» TASK GOAL: Return every record exactly as written.

((

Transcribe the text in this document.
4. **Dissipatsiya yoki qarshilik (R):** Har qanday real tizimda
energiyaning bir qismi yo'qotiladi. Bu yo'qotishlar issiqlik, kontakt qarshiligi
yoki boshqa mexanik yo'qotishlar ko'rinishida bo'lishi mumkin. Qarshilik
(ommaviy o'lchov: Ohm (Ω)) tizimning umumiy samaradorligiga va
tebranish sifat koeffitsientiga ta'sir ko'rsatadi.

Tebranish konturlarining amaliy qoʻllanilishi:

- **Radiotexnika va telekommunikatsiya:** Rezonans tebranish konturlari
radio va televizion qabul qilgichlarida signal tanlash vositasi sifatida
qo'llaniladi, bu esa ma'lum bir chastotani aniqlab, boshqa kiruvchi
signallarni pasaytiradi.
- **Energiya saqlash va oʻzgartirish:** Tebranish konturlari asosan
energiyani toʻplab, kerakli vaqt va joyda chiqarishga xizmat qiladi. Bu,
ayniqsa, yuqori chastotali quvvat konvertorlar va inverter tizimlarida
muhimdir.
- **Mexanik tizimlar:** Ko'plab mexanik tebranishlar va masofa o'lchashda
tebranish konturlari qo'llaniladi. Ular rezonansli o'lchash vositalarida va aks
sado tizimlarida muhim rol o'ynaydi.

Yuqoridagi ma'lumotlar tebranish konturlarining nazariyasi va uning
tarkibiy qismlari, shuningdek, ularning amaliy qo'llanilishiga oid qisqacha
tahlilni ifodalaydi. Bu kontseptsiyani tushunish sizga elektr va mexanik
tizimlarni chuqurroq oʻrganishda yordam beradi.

))

» WRITTEN SOLUTION:
Transcribe the text in this document.
4. **Dissipatsiya yoki qarshilik (R):** Har qanday real tizimda
energiyaning bir qismi yo'qotiladi. Bu yo'qotishlar issiqlik, kontakt qarshiligi
yoki boshqa mexanik yo'qotishlar ko'rinishida bo'lishi mumkin. Qarshilik
(ommaviy o'lchov: Ohm (Ω)) tizimning umumiy samaradorligiga va
tebranish sifat koeffitsientiga ta'sir ko'rsatadi.

Tebranish konturlarining amaliy qoʻllanilishi:

- **Radiotexnika va telekommunikatsiya:** Rezonans tebranish konturlari
radio va televizion qabul qilgichlarida signal tanlash vositasi sifatida
qo'llaniladi, bu esa ma'lum bir chastotani aniqlab, boshqa kiruvchi
signallarni pasaytiradi.
- **Energiya saqlash va oʻzgartirish:** Tebranish konturlari asosan
energiyani toʻplab, kerakli vaqt va joyda chiqarishga xizmat qiladi. Bu,
ayniqsa, yuqori chastotali quvvat konvertorlar va inverter tizimlarida
muhimdir.
- **Mexanik tizimlar:** Ko'plab mexanik tebranishlar va masofa o'lchashda
tebranish konturlari qo'llaniladi. Ular rezonansli o'lchash vositalarida va aks
sado tizimlarida muhim rol o'ynaydi.

Yuqoridagi ma'lumotlar tebranish konturlarining nazariyasi va uning
tarkibiy qismlari, shuningdek, ularning amaliy qo'llanilishiga oid qisqacha
tahlilni ifodalaydi. Bu kontseptsiyani tushunish sizga elektr va mexanik
tizimlarni chuqurroq oʻrganishda yordam beradi.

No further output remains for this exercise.